À PROPOS DE LA FORMATION
Quand le rugby national patine, il faut trouver des raisons. Le président de la Fédération, invité à s’exprimer à Labastide-de-Sérou sur les difficultés du XV de France, n’a pas manqué d’évoquer, entre autres carences, la formation du joueur. C’est assurément recevable mais il aurait peut-être été intéressant d’aller un peu plus loin que ce constat global. Parler de formation, c’est avant tout se poser la question de l’articulation entre une conception d’enseignement et le jeu du débutant au plus haut niveau. Dans ce cadre, quel type de joueur veut-on générer pour répondre aux caractéristiques du jeu moderne — celui aussi qui gagne et qu’il s’agit de bien définir - ? Finalement, quel jeu veut-on réaliser et comment veut-on l’obtenir ? Ce qui veut dire aussi, comment procéder pour faire le lien entre : les besoins de compréhension du jeu, les besoins tactiques et techniques, les besoins physiques et mentaux.
La formation fédérale pour les éducateurs et entraîneurs telle qu’elle est conçue aujourd’hui est, elle, à même de répondre aux questionnements précédents ? Ma réponse est oui. La théorie (Doc DTN 2002) développée tant dans « le guide de la formation que dans le plan de formation du joueur » n’est, à ce jour, pas obsolète bien au contraire. Le mouvement des joueurs et du ballon y est bien traité comme l’élément essentiel du jeu actuel, celui qui mobilise toujours plus les ressources perceptives utiles pour que le joueur puisse concrétiser, dans la continuité de formation, les compétences de « suppléance et polyvalence » attendues au plus haut niveau. Une priorité de formation à l’intelligence tactique qui ne néglige pas les autres dimensions du jeu mais les intègre quand c’est nécessaire.
Le jeu actuel est-il le témoin du modèle de la formation fédérale ? Certainement pas, en tout cas pas convenablement au niveau des écoles de rugby et des jeunes, là où justement, c’est le bon moment (formation initiale et début du perfectionnement) pour préparer les pratiquants à toujours mieux comprendre l’activité adaptative requise pour atteindre le meilleur niveau.
S’il s’agit d’améliorer la qualité du jeu des pratiquants dans toutes les tranches de leur vie rugbystique (des débutants au plus haut niveau), d’en assurer en continuité la cohérence, il convient conjointement de développer avec pertinence les compétences des éducateurs et entraîneurs. Malheureusement, il y a un grand décalage entre les attendus théoriques et le mode d’application dans la pratique.
Premier obstacle : comment convaincre tous ceux qui sont peu ou prou engagés dans la formation du joueur et d’une équipe — quel que soit le niveau — d’avoir le désir de faire mieux que ce qui se fait aujourd’hui. Les formateurs de tous bords sont ils réellement conscients et prêts à entrer dans cette dynamique. Ce qui veut dire aussi comment rendre commune et accessible la démarche de formation choisie pour que, dans la même dynamique, le jeu et le joueur se construise de manière efficace.
Démarche commune signifie-t-il mise en place d’un rugby identique pour tous ? Bien sûr que non ! C’est utiliser les mêmes principes méthodologiques et éléments fondamentaux qui enveloppent tous les facteurs de la performance ce qui n’empêche pas de rester en accord avec la diversité des cultures, des écoles de jeu, de leurs valeurs, et des innovations.

○ ○ ○ ○

### [À FAIRE]
A) Selon le texte sur la formation au rugby, où le président de la Fédération s'est-il exprimé sur les difficultés du XV de France ?
B) Poursuivez, s'il vous plaît, le texte sur la formation du joueur de rugby après sa dernière phrase.

[Éléments de données]
○ ○ ○ ○

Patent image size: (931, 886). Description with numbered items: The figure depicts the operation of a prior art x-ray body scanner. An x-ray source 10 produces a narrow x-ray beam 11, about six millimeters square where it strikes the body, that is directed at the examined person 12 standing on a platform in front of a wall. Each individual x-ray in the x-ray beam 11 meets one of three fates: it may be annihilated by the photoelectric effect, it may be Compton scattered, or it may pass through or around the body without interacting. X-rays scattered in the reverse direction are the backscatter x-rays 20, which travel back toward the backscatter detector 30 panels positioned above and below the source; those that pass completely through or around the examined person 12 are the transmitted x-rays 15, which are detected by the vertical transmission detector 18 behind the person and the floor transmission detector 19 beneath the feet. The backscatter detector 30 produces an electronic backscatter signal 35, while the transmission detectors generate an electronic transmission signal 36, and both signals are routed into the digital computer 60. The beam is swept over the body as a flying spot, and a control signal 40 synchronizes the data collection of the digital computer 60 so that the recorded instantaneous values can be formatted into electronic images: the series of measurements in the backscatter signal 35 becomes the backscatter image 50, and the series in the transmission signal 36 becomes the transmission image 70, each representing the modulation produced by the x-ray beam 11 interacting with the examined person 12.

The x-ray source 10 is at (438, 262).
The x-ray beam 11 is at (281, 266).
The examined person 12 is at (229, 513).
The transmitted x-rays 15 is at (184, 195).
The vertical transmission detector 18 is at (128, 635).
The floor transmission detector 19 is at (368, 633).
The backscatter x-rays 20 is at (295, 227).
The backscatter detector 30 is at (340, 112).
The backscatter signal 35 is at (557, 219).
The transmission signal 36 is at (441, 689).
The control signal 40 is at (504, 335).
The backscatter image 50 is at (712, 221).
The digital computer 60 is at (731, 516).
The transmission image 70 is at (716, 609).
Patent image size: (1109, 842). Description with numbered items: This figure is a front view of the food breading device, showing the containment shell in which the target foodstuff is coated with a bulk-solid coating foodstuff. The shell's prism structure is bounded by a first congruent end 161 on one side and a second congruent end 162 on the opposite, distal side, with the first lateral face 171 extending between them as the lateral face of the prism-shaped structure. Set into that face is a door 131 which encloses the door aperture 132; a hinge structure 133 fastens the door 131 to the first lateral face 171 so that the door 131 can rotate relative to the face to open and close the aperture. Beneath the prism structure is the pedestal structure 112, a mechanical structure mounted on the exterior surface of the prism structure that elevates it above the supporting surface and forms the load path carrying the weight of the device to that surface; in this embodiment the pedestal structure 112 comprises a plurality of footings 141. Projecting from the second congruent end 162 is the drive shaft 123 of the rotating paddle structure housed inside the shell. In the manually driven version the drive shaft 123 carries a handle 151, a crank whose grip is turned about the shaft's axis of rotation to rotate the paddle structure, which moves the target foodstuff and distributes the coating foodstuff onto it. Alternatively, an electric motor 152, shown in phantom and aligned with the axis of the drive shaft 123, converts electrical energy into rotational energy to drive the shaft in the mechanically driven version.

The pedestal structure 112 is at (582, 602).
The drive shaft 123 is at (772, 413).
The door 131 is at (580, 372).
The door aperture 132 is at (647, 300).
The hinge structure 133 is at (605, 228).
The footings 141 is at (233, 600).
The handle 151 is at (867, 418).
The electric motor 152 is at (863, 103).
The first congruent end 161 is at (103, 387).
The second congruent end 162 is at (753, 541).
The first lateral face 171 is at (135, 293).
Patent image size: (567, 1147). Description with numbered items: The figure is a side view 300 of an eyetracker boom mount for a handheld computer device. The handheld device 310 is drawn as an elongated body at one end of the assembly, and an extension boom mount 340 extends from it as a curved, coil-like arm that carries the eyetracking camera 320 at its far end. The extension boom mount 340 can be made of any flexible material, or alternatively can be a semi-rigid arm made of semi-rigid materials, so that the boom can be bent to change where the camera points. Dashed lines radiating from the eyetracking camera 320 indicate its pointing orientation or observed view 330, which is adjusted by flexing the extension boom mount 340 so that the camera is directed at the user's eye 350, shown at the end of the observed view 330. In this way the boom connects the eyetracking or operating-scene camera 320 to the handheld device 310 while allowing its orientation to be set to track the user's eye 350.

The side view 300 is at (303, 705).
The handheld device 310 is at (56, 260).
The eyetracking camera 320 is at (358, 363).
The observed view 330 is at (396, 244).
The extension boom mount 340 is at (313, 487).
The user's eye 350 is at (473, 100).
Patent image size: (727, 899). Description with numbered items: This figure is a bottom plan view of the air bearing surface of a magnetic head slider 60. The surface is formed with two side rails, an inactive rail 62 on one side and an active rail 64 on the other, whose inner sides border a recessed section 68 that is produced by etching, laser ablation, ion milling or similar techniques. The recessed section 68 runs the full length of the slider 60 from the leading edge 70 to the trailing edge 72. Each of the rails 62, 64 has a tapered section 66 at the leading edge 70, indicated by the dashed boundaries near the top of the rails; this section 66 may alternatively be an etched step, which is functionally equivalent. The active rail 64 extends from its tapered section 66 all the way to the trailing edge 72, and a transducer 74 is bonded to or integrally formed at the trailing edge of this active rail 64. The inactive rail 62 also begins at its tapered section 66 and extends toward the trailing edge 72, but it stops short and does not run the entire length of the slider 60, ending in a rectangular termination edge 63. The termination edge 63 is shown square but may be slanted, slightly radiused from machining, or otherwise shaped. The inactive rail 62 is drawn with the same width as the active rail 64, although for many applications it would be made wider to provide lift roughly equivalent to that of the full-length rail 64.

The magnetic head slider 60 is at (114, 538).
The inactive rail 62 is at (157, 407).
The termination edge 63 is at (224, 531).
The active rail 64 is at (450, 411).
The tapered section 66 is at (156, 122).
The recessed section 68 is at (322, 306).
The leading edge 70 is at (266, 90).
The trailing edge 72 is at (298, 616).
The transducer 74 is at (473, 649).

○ ○ ○ ○

### [RÉPONSES PAR TÂCHE]
A) À Labastide-de-Sérou.

B)
Pour les éducateurs et entraîneurs, il s’agit bien aujourd’hui, d’améliorer leur pratique pédagogique et la rendre attractive et productive auprès des pratiquants. À savoir, qu’elle leur apporte au fil des années un souffle d’ambition jamais éteint, porteur d’espoirs pour accéder à un toujours meilleur niveau d’excellence. Aujourd’hui, la pratique de terrain malgré le passage obligatoire par la conception de formation fédérale se décline inégalement. Beaucoup d’entraîneurs et éducateurs une fois le diplôme en poche ne l’appliquent pas, ou mal. Conscients ou non de leurs insuffisances, il devient plus facile d’engager le travail d’entraînement dans la maîtrise des techniques les plus récentes, d’aller chercher, grâce aux technologies nouvelles, les exercices qui se font ici et là et surtout ailleurs, de croire abusivement aux vertus de la préparation physique pour résoudre les problèmes de jeu rencontrés voire de faire du copier coller en imitant le plus haut niveau de pratique. On est rentré dans le temps de « l’immédiateté » des recettes miracles sans en mesurer les limites et les effets pervers.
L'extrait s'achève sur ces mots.